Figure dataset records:
========================================================================

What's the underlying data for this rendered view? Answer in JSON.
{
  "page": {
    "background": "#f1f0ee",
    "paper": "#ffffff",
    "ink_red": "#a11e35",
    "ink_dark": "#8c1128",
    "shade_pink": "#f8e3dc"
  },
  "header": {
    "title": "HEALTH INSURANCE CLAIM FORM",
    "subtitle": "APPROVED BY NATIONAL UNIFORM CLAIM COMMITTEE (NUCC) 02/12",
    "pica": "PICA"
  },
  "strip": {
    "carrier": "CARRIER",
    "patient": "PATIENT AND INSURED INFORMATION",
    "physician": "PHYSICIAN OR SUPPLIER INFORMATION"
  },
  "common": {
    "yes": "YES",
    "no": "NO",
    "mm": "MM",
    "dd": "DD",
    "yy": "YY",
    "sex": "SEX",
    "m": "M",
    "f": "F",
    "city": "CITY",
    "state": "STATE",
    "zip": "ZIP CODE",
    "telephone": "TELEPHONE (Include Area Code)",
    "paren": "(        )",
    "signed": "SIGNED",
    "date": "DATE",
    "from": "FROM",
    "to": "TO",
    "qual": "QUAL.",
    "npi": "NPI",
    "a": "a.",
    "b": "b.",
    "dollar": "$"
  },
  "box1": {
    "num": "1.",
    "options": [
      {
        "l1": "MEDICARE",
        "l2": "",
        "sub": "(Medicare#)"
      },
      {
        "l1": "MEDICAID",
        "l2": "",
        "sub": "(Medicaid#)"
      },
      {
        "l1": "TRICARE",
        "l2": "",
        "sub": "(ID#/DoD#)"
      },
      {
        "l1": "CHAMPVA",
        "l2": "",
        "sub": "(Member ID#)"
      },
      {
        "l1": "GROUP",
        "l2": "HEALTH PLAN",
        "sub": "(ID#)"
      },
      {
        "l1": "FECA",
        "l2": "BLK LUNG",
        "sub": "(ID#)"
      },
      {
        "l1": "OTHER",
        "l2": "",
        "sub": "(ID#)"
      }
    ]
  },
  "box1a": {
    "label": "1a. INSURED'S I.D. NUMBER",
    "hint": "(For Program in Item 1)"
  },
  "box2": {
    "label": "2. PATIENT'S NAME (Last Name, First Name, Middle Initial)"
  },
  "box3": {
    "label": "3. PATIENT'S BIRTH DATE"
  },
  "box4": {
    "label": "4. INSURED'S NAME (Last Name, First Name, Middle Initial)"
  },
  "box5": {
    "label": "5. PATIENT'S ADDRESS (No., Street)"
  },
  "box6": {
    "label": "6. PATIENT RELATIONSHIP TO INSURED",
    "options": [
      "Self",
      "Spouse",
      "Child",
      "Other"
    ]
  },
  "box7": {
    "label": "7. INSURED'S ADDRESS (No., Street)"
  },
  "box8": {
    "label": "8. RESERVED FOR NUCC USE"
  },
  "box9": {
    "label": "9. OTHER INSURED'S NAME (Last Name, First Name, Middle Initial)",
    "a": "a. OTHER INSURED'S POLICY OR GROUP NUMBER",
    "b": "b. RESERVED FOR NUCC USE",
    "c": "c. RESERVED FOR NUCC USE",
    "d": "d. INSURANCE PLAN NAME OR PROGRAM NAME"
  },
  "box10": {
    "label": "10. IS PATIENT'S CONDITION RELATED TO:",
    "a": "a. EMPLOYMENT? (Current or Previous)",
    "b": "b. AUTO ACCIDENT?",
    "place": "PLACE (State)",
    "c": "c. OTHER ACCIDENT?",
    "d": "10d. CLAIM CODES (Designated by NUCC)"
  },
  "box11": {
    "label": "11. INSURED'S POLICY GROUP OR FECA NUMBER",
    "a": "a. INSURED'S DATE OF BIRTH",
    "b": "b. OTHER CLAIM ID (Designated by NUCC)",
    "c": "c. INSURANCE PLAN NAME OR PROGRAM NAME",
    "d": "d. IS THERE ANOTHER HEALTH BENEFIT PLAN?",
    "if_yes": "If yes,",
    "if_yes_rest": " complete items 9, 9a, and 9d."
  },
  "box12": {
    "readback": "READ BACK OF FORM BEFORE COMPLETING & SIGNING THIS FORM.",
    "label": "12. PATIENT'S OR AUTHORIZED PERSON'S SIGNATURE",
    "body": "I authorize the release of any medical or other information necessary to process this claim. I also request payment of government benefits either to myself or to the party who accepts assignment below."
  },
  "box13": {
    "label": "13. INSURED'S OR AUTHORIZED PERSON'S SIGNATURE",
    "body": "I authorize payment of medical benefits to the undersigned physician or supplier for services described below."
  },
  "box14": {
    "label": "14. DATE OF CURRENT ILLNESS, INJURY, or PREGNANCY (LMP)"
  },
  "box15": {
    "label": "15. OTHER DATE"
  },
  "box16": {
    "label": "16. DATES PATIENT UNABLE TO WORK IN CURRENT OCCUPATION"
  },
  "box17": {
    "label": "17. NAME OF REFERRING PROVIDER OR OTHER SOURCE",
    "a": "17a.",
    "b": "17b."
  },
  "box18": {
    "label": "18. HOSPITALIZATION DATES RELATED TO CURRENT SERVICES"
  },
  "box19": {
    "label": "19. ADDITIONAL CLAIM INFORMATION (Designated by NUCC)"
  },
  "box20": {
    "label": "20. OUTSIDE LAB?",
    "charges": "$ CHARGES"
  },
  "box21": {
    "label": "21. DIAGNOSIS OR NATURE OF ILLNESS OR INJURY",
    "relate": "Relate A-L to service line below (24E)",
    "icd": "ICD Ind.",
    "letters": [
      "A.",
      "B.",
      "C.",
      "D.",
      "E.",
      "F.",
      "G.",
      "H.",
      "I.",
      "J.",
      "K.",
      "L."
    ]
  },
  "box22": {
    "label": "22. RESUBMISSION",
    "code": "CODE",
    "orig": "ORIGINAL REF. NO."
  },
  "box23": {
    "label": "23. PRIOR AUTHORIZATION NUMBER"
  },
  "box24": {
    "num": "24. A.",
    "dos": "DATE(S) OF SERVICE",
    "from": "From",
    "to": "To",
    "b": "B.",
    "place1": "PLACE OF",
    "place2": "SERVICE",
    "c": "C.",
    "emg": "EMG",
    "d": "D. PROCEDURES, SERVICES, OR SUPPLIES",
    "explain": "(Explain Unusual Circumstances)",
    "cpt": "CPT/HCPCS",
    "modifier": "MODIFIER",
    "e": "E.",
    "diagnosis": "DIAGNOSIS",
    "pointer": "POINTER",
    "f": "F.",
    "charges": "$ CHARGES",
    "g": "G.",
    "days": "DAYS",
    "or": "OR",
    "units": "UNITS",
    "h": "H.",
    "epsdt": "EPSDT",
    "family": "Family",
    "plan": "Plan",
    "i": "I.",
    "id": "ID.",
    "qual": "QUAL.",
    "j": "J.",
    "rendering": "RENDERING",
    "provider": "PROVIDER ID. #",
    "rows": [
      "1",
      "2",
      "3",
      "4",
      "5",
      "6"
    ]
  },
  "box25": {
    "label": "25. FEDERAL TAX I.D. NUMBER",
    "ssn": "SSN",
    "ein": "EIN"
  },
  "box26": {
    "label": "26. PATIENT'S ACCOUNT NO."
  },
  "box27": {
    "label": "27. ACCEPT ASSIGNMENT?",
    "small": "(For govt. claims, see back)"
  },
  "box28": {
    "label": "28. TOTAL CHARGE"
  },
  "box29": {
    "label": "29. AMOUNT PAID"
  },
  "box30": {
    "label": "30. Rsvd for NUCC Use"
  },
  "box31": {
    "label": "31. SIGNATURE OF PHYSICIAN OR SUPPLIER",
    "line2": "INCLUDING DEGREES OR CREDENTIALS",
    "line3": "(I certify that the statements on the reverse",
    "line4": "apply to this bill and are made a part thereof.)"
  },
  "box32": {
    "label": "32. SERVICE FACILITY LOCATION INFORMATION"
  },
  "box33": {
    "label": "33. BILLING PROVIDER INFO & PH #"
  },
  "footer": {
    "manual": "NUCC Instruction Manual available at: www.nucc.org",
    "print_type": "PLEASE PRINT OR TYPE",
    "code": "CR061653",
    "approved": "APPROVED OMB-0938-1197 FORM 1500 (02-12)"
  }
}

========================================================================

• _Instructions for the task_:
Using the records above, find and show each line with the string "GROUP".

• _Result_:
        "l1": "GROUP",
    "a": "a. OTHER INSURED'S POLICY OR GROUP NUMBER",
    "label": "11. INSURED'S POLICY GROUP OR FECA NUMBER",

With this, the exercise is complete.